Duplicate every line of the records below exactly, with no changes.

══ LISTED ENTRIES ══

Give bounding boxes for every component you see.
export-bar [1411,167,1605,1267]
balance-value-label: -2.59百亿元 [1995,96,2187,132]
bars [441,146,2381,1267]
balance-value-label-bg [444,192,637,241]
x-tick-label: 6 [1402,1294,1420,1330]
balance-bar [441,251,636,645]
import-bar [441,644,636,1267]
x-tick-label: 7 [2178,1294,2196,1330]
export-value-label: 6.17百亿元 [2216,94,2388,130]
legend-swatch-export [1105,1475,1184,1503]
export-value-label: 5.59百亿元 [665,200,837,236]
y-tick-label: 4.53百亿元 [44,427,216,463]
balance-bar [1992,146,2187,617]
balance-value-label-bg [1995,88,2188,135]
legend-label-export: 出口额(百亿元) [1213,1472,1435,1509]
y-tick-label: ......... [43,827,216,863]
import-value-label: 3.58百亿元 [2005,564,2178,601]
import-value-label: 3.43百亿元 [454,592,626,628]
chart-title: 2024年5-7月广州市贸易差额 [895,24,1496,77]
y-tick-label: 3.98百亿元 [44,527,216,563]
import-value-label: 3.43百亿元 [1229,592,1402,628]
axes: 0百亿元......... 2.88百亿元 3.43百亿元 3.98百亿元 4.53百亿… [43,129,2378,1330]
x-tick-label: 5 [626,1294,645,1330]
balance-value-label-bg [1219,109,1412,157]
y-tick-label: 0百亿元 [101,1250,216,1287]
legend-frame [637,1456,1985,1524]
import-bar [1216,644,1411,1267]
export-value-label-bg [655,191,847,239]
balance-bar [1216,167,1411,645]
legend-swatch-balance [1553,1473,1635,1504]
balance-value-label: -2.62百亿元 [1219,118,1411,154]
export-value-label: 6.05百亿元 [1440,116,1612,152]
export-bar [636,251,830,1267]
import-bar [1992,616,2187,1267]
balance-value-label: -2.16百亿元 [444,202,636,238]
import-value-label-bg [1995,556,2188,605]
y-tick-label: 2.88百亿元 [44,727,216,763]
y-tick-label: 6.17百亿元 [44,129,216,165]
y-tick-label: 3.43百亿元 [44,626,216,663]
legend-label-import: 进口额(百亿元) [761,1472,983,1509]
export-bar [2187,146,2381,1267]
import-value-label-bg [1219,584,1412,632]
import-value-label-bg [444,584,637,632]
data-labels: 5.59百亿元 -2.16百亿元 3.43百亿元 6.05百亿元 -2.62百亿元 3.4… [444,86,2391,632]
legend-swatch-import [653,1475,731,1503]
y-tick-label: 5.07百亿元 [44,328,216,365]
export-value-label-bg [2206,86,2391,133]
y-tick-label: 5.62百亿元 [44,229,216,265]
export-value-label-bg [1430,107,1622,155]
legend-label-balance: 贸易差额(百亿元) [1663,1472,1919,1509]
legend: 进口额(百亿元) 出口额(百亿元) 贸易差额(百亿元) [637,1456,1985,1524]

═══

* _TASK RESULT_
Give bounding boxes for every component you see.
export-bar [1411,167,1605,1267]
balance-value-label: -2.59百亿元 [1995,96,2187,132]
bars [441,146,2381,1267]
balance-value-label-bg [444,192,637,241]
x-tick-label: 6 [1402,1294,1420,1330]
balance-bar [441,251,636,645]
import-bar [441,644,636,1267]
x-tick-label: 7 [2178,1294,2196,1330]
export-value-label: 6.17百亿元 [2216,94,2388,130]
legend-swatch-export [1105,1475,1184,1503]
export-value-label: 5.59百亿元 [665,200,837,236]
y-tick-label: 4.53百亿元 [44,427,216,463]
balance-bar [1992,146,2187,617]
balance-value-label-bg [1995,88,2188,135]
legend-label-export: 出口额(百亿元) [1213,1472,1435,1509]
y-tick-label: ......... [43,827,216,863]
import-value-label: 3.58百亿元 [2005,564,2178,601]
import-value-label: 3.43百亿元 [454,592,626,628]
chart-title: 2024年5-7月广州市贸易差额 [895,24,1496,77]
y-tick-label: 3.98百亿元 [44,527,216,563]
import-value-label: 3.43百亿元 [1229,592,1402,628]
axes: 0百亿元......... 2.88百亿元 3.43百亿元 3.98百亿元 4.53百亿… [43,129,2378,1330]
x-tick-label: 5 [626,1294,645,1330]
balance-value-label-bg [1219,109,1412,157]
y-tick-label: 0百亿元 [101,1250,216,1287]
legend-frame [637,1456,1985,1524]
import-bar [1216,644,1411,1267]
export-value-label-bg [655,191,847,239]
balance-bar [1216,167,1411,645]
legend-swatch-balance [1553,1473,1635,1504]
balance-value-label: -2.62百亿元 [1219,118,1411,154]
export-value-label: 6.05百亿元 [1440,116,1612,152]
export-bar [636,251,830,1267]
import-bar [1992,616,2187,1267]
balance-value-label: -2.16百亿元 [444,202,636,238]
import-value-label-bg [1995,556,2188,605]
y-tick-label: 2.88百亿元 [44,727,216,763]
y-tick-label: 6.17百亿元 [44,129,216,165]
y-tick-label: 3.43百亿元 [44,626,216,663]
legend-label-import: 进口额(百亿元) [761,1472,983,1509]
export-bar [2187,146,2381,1267]
import-value-label-bg [1219,584,1412,632]
import-value-label-bg [444,584,637,632]
data-labels: 5.59百亿元 -2.16百亿元 3.43百亿元 6.05百亿元 -2.62百亿元 3.4… [444,86,2391,632]
legend-swatch-import [653,1475,731,1503]
y-tick-label: 5.07百亿元 [44,328,216,365]
export-value-label-bg [2206,86,2391,133]
y-tick-label: 5.62百亿元 [44,229,216,265]
export-value-label-bg [1430,107,1622,155]
legend-label-balance: 贸易差额(百亿元) [1663,1472,1919,1509]
legend: 进口额(百亿元) 出口额(百亿元) 贸易差额(百亿元) [637,1456,1985,1524]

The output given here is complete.